* PROMPT:
Wherever the string "JSON" occurs in a line of these records, report that line.

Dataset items
** START **

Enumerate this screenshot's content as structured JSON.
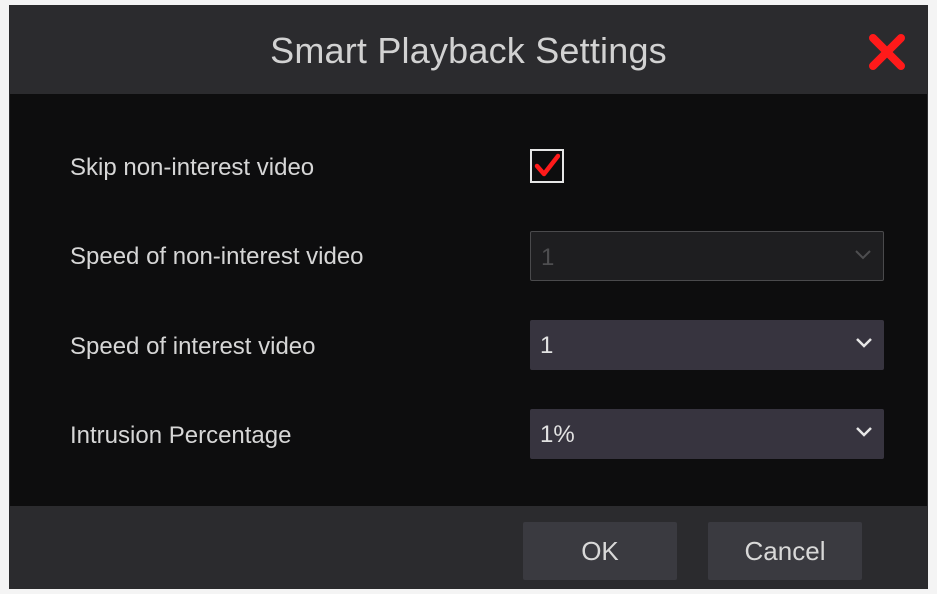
{
  "dialog": {
    "title": "Smart Playback Settings",
    "close_icon": "close-icon",
    "accent_color": "#ff1a1a"
  },
  "settings": {
    "skip_non_interest": {
      "label": "Skip non-interest video",
      "checked": true
    },
    "speed_non_interest": {
      "label": "Speed of non-interest video",
      "value": "1",
      "disabled": true
    },
    "speed_interest": {
      "label": "Speed of interest video",
      "value": "1"
    },
    "intrusion_percentage": {
      "label": "Intrusion Percentage",
      "value": "1%"
    }
  },
  "footer": {
    "ok_label": "OK",
    "cancel_label": "Cancel"
  }
}
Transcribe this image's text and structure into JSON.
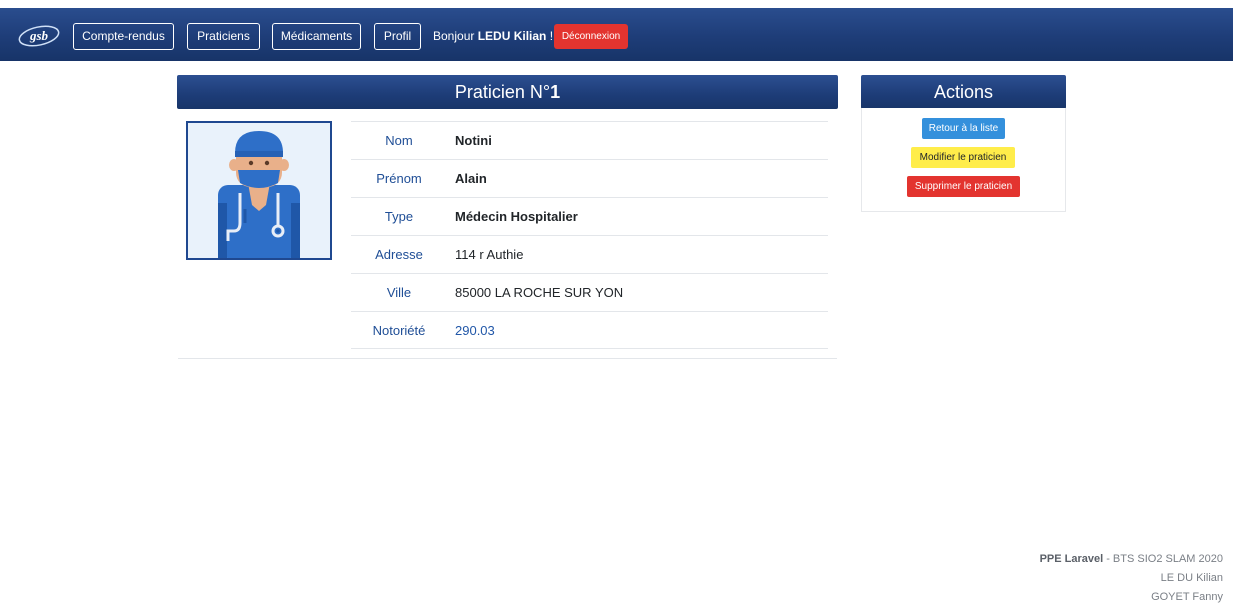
{
  "nav": {
    "logo_text": "gsb",
    "compte_rendus": "Compte-rendus",
    "praticiens": "Praticiens",
    "medicaments": "Médicaments",
    "profil": "Profil",
    "greeting_prefix": "Bonjour",
    "user_name": "LEDU Kilian",
    "greeting_suffix": "!",
    "logout": "Déconnexion"
  },
  "detail": {
    "title_prefix": "Praticien N°",
    "title_number": "1",
    "rows": [
      {
        "label": "Nom",
        "value": "Notini"
      },
      {
        "label": "Prénom",
        "value": "Alain"
      },
      {
        "label": "Type",
        "value": "Médecin Hospitalier"
      },
      {
        "label": "Adresse",
        "value": "114 r Authie"
      },
      {
        "label": "Ville",
        "value": "85000 LA ROCHE SUR YON"
      },
      {
        "label": "Notoriété",
        "value": "290.03"
      }
    ]
  },
  "actions": {
    "title": "Actions",
    "back": "Retour à la liste",
    "edit": "Modifier le praticien",
    "delete": "Supprimer le praticien"
  },
  "footer": {
    "project": "PPE Laravel",
    "course": " - BTS SIO2 SLAM 2020",
    "author1": "LE DU Kilian",
    "author2": "GOYET Fanny"
  },
  "colors": {
    "navy": "#1e3d78",
    "primary_button": "#3490dc",
    "warning_button": "#ffed4a",
    "danger_button": "#e3342f"
  }
}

** END **

* TASK SOLUTION:
Enumerate this screenshot's content as structured JSON.
Transcribe this image's text and structure into JSON.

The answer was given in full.